**** DATA TO USE
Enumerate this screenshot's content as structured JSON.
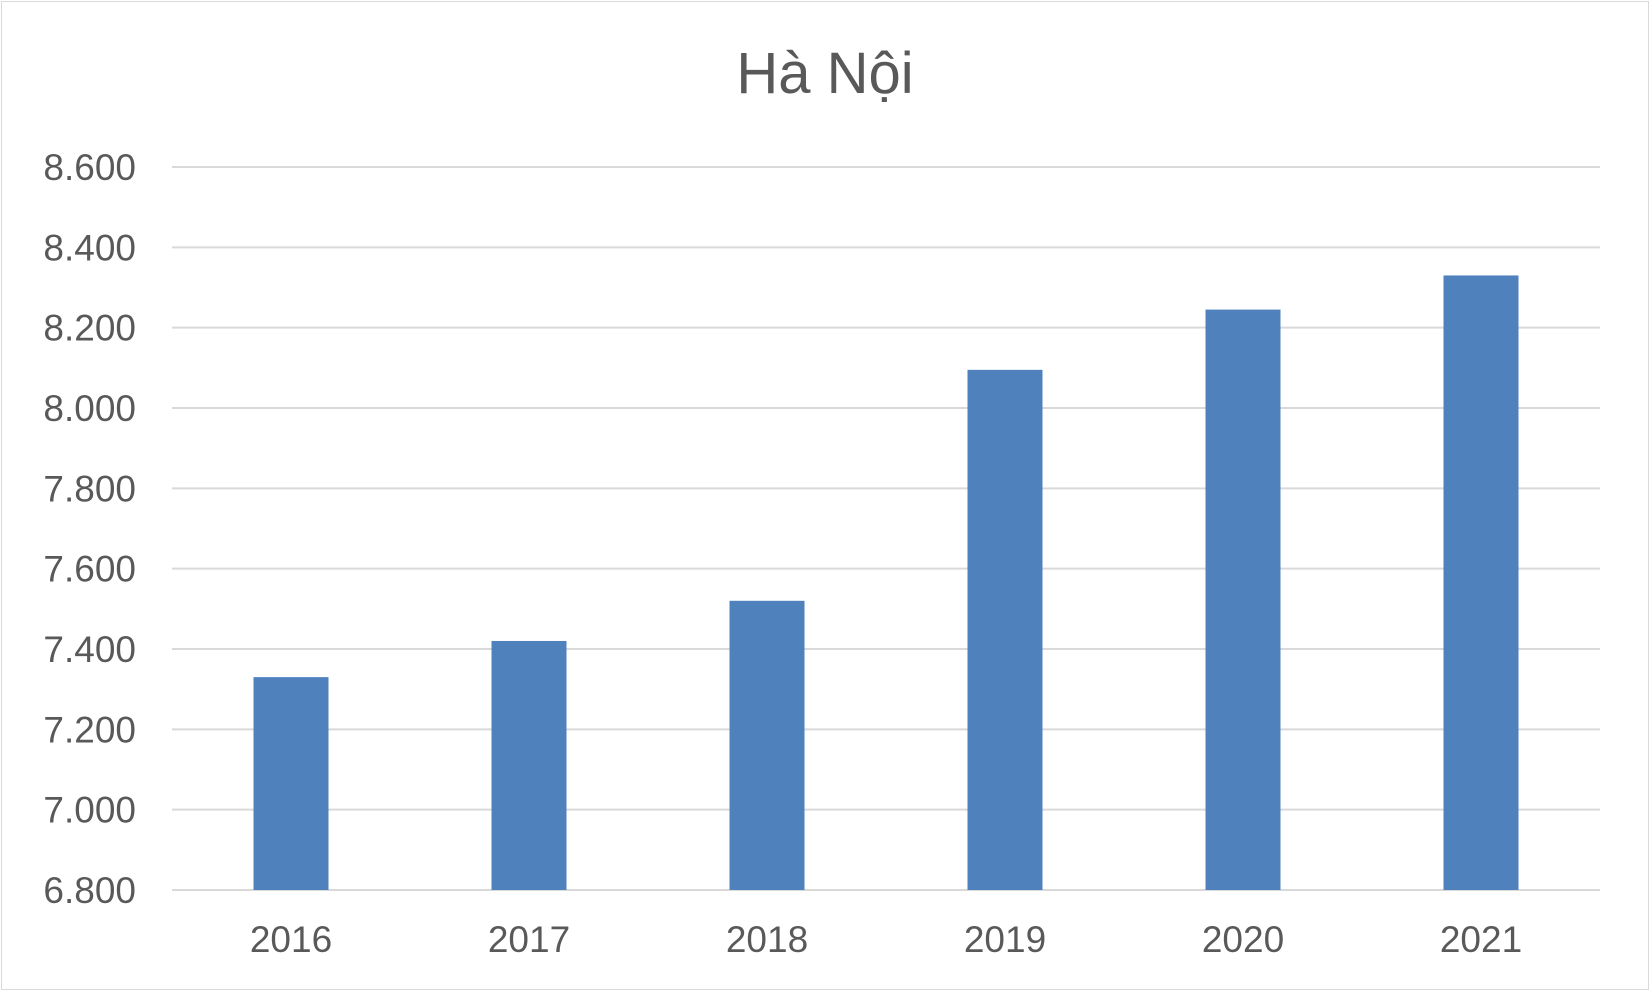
{
  "chart_data": {
    "type": "bar",
    "title": "Hà Nội",
    "xlabel": "",
    "ylabel": "",
    "categories": [
      "2016",
      "2017",
      "2018",
      "2019",
      "2020",
      "2021"
    ],
    "values": [
      7330,
      7420,
      7520,
      8095,
      8245,
      8330
    ],
    "ylim": [
      6800,
      8600
    ],
    "y_ticks": [
      6800,
      7000,
      7200,
      7400,
      7600,
      7800,
      8000,
      8200,
      8400,
      8600
    ],
    "y_tick_labels": [
      "6.800",
      "7.000",
      "7.200",
      "7.400",
      "7.600",
      "7.800",
      "8.000",
      "8.200",
      "8.400",
      "8.600"
    ],
    "grid": true,
    "legend": "none",
    "colors": {
      "bar": "#4f81bd",
      "grid": "#d9d9d9",
      "text": "#595959"
    }
  }
}
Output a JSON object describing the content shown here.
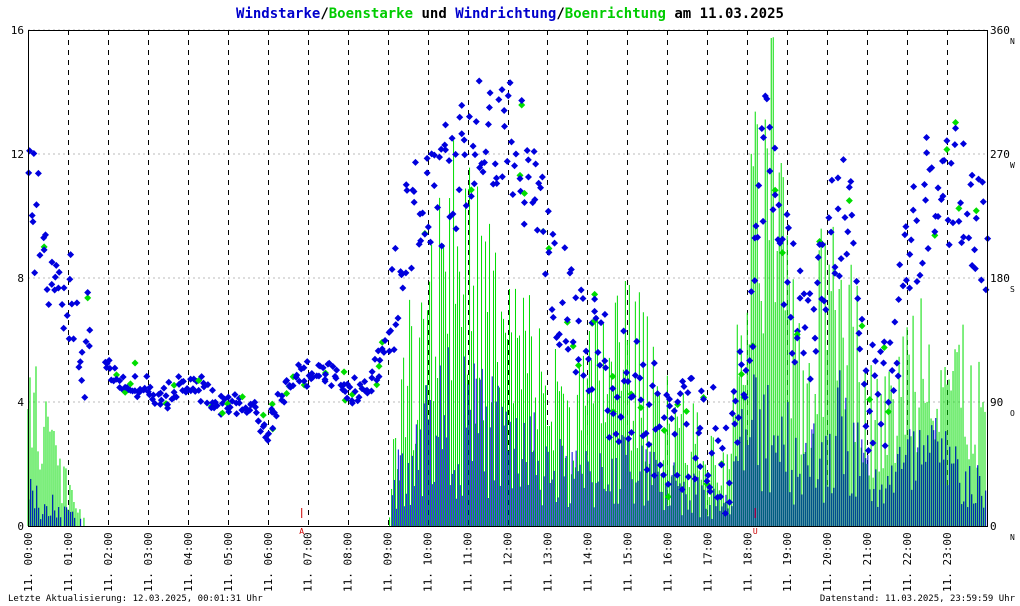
{
  "chart_data": {
    "type": "scatter",
    "title_parts": [
      {
        "text": "Windstarke",
        "color": "#0000cc"
      },
      {
        "text": "/",
        "color": "#000000"
      },
      {
        "text": "Boenstarke",
        "color": "#00cc00"
      },
      {
        "text": " und ",
        "color": "#000000"
      },
      {
        "text": "Windrichtung",
        "color": "#0000cc"
      },
      {
        "text": "/",
        "color": "#000000"
      },
      {
        "text": "Boenrichtung",
        "color": "#00cc00"
      },
      {
        "text": " am 11.03.2025",
        "color": "#000000"
      }
    ],
    "y_left": {
      "min": 0,
      "max": 16,
      "ticks": [
        "0",
        "4",
        "8",
        "12",
        "16"
      ]
    },
    "y_right": {
      "min": 0,
      "max": 360,
      "ticks": [
        "0",
        "90",
        "180",
        "270",
        "360"
      ],
      "compass": [
        "N",
        "O",
        "S",
        "W",
        "N"
      ]
    },
    "x_ticks": [
      "11. 00:00",
      "11. 01:00",
      "11. 02:00",
      "11. 03:00",
      "11. 04:00",
      "11. 05:00",
      "11. 06:00",
      "11. 07:00",
      "11. 08:00",
      "11. 09:00",
      "11. 10:00",
      "11. 11:00",
      "11. 12:00",
      "11. 13:00",
      "11. 14:00",
      "11. 15:00",
      "11. 16:00",
      "11. 17:00",
      "11. 18:00",
      "11. 19:00",
      "11. 20:00",
      "11. 21:00",
      "11. 22:00",
      "11. 23:00"
    ],
    "x_range_hours": [
      0,
      24
    ],
    "markers": [
      {
        "label": "A",
        "hour": 6.85
      },
      {
        "label": "U",
        "hour": 18.2
      }
    ],
    "colors": {
      "wind": "#0000dd",
      "gust": "#00dd00",
      "marker": "#cc0000",
      "grid": "#000000",
      "hgrid": "#bbbbbb"
    },
    "speed_profile": [
      {
        "h": 0.0,
        "wind": 1.2,
        "gust": 4.8
      },
      {
        "h": 0.5,
        "wind": 1.0,
        "gust": 3.5
      },
      {
        "h": 1.0,
        "wind": 0.5,
        "gust": 1.5
      },
      {
        "h": 1.5,
        "wind": 0.0,
        "gust": 0.0
      },
      {
        "h": 9.0,
        "wind": 0.0,
        "gust": 0.0
      },
      {
        "h": 9.2,
        "wind": 1.8,
        "gust": 3.0
      },
      {
        "h": 9.6,
        "wind": 3.2,
        "gust": 6.5
      },
      {
        "h": 10.0,
        "wind": 4.0,
        "gust": 9.0
      },
      {
        "h": 10.5,
        "wind": 4.5,
        "gust": 11.5
      },
      {
        "h": 11.0,
        "wind": 4.2,
        "gust": 9.5
      },
      {
        "h": 11.5,
        "wind": 4.0,
        "gust": 8.5
      },
      {
        "h": 12.0,
        "wind": 3.5,
        "gust": 7.0
      },
      {
        "h": 12.5,
        "wind": 3.0,
        "gust": 6.5
      },
      {
        "h": 13.0,
        "wind": 2.5,
        "gust": 5.0
      },
      {
        "h": 13.5,
        "wind": 2.0,
        "gust": 4.5
      },
      {
        "h": 14.0,
        "wind": 2.0,
        "gust": 5.0
      },
      {
        "h": 14.5,
        "wind": 2.5,
        "gust": 6.5
      },
      {
        "h": 15.0,
        "wind": 2.5,
        "gust": 7.0
      },
      {
        "h": 15.5,
        "wind": 2.0,
        "gust": 5.5
      },
      {
        "h": 16.0,
        "wind": 1.8,
        "gust": 4.5
      },
      {
        "h": 16.5,
        "wind": 1.5,
        "gust": 3.5
      },
      {
        "h": 17.0,
        "wind": 1.2,
        "gust": 2.5
      },
      {
        "h": 17.5,
        "wind": 0.8,
        "gust": 2.0
      },
      {
        "h": 17.9,
        "wind": 3.5,
        "gust": 7.5
      },
      {
        "h": 18.3,
        "wind": 4.5,
        "gust": 12.0
      },
      {
        "h": 18.7,
        "wind": 4.2,
        "gust": 13.5
      },
      {
        "h": 19.0,
        "wind": 3.5,
        "gust": 7.5
      },
      {
        "h": 19.5,
        "wind": 2.5,
        "gust": 5.0
      },
      {
        "h": 20.0,
        "wind": 3.5,
        "gust": 9.0
      },
      {
        "h": 20.3,
        "wind": 4.0,
        "gust": 12.0
      },
      {
        "h": 20.7,
        "wind": 3.0,
        "gust": 7.0
      },
      {
        "h": 21.0,
        "wind": 2.0,
        "gust": 4.5
      },
      {
        "h": 21.5,
        "wind": 1.8,
        "gust": 4.0
      },
      {
        "h": 22.0,
        "wind": 2.5,
        "gust": 6.0
      },
      {
        "h": 22.5,
        "wind": 3.0,
        "gust": 7.5
      },
      {
        "h": 23.0,
        "wind": 2.5,
        "gust": 6.0
      },
      {
        "h": 23.5,
        "wind": 2.0,
        "gust": 5.0
      },
      {
        "h": 24.0,
        "wind": 1.5,
        "gust": 4.0
      }
    ],
    "direction_profile": [
      {
        "h": 0.0,
        "deg": 230
      },
      {
        "h": 0.4,
        "deg": 220
      },
      {
        "h": 0.8,
        "deg": 170
      },
      {
        "h": 1.2,
        "deg": 145
      },
      {
        "h": 1.6,
        "deg": 130
      },
      {
        "h": 2.0,
        "deg": 115
      },
      {
        "h": 2.5,
        "deg": 102
      },
      {
        "h": 3.0,
        "deg": 100
      },
      {
        "h": 3.5,
        "deg": 95
      },
      {
        "h": 4.0,
        "deg": 108
      },
      {
        "h": 4.5,
        "deg": 95
      },
      {
        "h": 5.0,
        "deg": 88
      },
      {
        "h": 5.5,
        "deg": 90
      },
      {
        "h": 6.0,
        "deg": 72
      },
      {
        "h": 6.6,
        "deg": 105
      },
      {
        "h": 7.0,
        "deg": 112
      },
      {
        "h": 7.5,
        "deg": 110
      },
      {
        "h": 8.0,
        "deg": 100
      },
      {
        "h": 8.5,
        "deg": 95
      },
      {
        "h": 9.0,
        "deg": 140
      },
      {
        "h": 9.5,
        "deg": 210
      },
      {
        "h": 10.0,
        "deg": 235
      },
      {
        "h": 10.5,
        "deg": 250
      },
      {
        "h": 11.0,
        "deg": 275
      },
      {
        "h": 11.5,
        "deg": 290
      },
      {
        "h": 12.0,
        "deg": 285
      },
      {
        "h": 12.5,
        "deg": 260
      },
      {
        "h": 13.0,
        "deg": 200
      },
      {
        "h": 13.5,
        "deg": 160
      },
      {
        "h": 14.0,
        "deg": 130
      },
      {
        "h": 14.5,
        "deg": 110
      },
      {
        "h": 15.0,
        "deg": 95
      },
      {
        "h": 15.5,
        "deg": 85
      },
      {
        "h": 16.0,
        "deg": 75
      },
      {
        "h": 16.5,
        "deg": 70
      },
      {
        "h": 17.0,
        "deg": 60
      },
      {
        "h": 17.5,
        "deg": 50
      },
      {
        "h": 18.0,
        "deg": 120
      },
      {
        "h": 18.5,
        "deg": 300
      },
      {
        "h": 19.0,
        "deg": 180
      },
      {
        "h": 19.5,
        "deg": 130
      },
      {
        "h": 20.0,
        "deg": 200
      },
      {
        "h": 20.5,
        "deg": 240
      },
      {
        "h": 21.0,
        "deg": 90
      },
      {
        "h": 21.5,
        "deg": 100
      },
      {
        "h": 22.0,
        "deg": 200
      },
      {
        "h": 22.5,
        "deg": 240
      },
      {
        "h": 23.0,
        "deg": 250
      },
      {
        "h": 23.5,
        "deg": 240
      },
      {
        "h": 24.0,
        "deg": 200
      }
    ]
  },
  "footer": {
    "left": "Letzte Aktualisierung: 12.03.2025, 00:01:31 Uhr",
    "right": "Datenstand: 11.03.2025, 23:59:59 Uhr"
  }
}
********
■ TASK REQUIREMENTS:
Pull out each line of the listing that holds the string "content".

■ SOLVED EXERCISE:
Enumerate this screenshot's content as structured JSON.
Output a JSON object describing the content shown here.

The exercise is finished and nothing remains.